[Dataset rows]
■ ■ ■
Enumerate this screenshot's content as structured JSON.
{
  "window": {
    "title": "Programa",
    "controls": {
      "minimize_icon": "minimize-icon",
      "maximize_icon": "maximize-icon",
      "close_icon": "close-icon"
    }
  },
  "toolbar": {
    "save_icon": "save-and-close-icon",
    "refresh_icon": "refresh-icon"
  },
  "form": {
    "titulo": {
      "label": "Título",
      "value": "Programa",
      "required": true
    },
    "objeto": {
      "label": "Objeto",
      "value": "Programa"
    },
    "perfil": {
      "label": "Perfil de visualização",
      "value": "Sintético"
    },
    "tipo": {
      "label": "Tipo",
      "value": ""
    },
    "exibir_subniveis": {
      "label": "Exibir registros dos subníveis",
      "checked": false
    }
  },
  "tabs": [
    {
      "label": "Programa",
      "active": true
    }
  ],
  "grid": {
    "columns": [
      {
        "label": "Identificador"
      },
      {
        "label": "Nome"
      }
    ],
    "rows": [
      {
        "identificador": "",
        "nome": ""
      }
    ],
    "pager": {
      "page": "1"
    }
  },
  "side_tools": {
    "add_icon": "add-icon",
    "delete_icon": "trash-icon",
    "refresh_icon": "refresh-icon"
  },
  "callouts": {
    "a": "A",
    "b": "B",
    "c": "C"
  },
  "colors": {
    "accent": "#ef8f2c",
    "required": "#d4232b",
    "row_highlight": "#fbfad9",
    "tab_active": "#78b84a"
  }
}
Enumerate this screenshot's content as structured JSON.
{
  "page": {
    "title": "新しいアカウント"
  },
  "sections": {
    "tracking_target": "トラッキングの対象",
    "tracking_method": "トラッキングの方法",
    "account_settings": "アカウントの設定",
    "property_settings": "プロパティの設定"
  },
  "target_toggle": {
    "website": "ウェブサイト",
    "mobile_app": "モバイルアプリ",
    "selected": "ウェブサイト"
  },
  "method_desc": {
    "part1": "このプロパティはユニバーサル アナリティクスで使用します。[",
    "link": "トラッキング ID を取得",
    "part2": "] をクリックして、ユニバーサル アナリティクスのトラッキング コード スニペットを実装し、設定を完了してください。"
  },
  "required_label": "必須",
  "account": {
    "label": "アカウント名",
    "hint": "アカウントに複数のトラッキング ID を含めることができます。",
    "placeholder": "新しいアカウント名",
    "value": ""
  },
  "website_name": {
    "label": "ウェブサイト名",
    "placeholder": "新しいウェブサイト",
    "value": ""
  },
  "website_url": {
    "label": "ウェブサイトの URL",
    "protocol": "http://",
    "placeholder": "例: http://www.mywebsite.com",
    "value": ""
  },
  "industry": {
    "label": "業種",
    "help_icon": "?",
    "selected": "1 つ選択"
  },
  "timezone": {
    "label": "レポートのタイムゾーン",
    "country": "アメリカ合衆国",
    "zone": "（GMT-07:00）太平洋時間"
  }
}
■ ■ ■
• [GIVEN PROBLEM]: Transcribe each entry exactly.

• [RESULT FOR THIS EXERCISE]:
Enumerate this screenshot's content as structured JSON.
{
  "window": {
    "title": "Programa",
    "controls": {
      "minimize_icon": "minimize-icon",
      "maximize_icon": "maximize-icon",
      "close_icon": "close-icon"
    }
  },
  "toolbar": {
    "save_icon": "save-and-close-icon",
    "refresh_icon": "refresh-icon"
  },
  "form": {
    "titulo": {
      "label": "Título",
      "value": "Programa",
      "required": true
    },
    "objeto": {
      "label": "Objeto",
      "value": "Programa"
    },
    "perfil": {
      "label": "Perfil de visualização",
      "value": "Sintético"
    },
    "tipo": {
      "label": "Tipo",
      "value": ""
    },
    "exibir_subniveis": {
      "label": "Exibir registros dos subníveis",
      "checked": false
    }
  },
  "tabs": [
    {
      "label": "Programa",
      "active": true
    }
  ],
  "grid": {
    "columns": [
      {
        "label": "Identificador"
      },
      {
        "label": "Nome"
      }
    ],
    "rows": [
      {
        "identificador": "",
        "nome": ""
      }
    ],
    "pager": {
      "page": "1"
    }
  },
  "side_tools": {
    "add_icon": "add-icon",
    "delete_icon": "trash-icon",
    "refresh_icon": "refresh-icon"
  },
  "callouts": {
    "a": "A",
    "b": "B",
    "c": "C"
  },
  "colors": {
    "accent": "#ef8f2c",
    "required": "#d4232b",
    "row_highlight": "#fbfad9",
    "tab_active": "#78b84a"
  }
}
Enumerate this screenshot's content as structured JSON.
{
  "page": {
    "title": "新しいアカウント"
  },
  "sections": {
    "tracking_target": "トラッキングの対象",
    "tracking_method": "トラッキングの方法",
    "account_settings": "アカウントの設定",
    "property_settings": "プロパティの設定"
  },
  "target_toggle": {
    "website": "ウェブサイト",
    "mobile_app": "モバイルアプリ",
    "selected": "ウェブサイト"
  },
  "method_desc": {
    "part1": "このプロパティはユニバーサル アナリティクスで使用します。[",
    "link": "トラッキング ID を取得",
    "part2": "] をクリックして、ユニバーサル アナリティクスのトラッキング コード スニペットを実装し、設定を完了してください。"
  },
  "required_label": "必須",
  "account": {
    "label": "アカウント名",
    "hint": "アカウントに複数のトラッキング ID を含めることができます。",
    "placeholder": "新しいアカウント名",
    "value": ""
  },
  "website_name": {
    "label": "ウェブサイト名",
    "placeholder": "新しいウェブサイト",
    "value": ""
  },
  "website_url": {
    "label": "ウェブサイトの URL",
    "protocol": "http://",
    "placeholder": "例: http://www.mywebsite.com",
    "value": ""
  },
  "industry": {
    "label": "業種",
    "help_icon": "?",
    "selected": "1 つ選択"
  },
  "timezone": {
    "label": "レポートのタイムゾーン",
    "country": "アメリカ合衆国",
    "zone": "（GMT-07:00）太平洋時間"
  }
}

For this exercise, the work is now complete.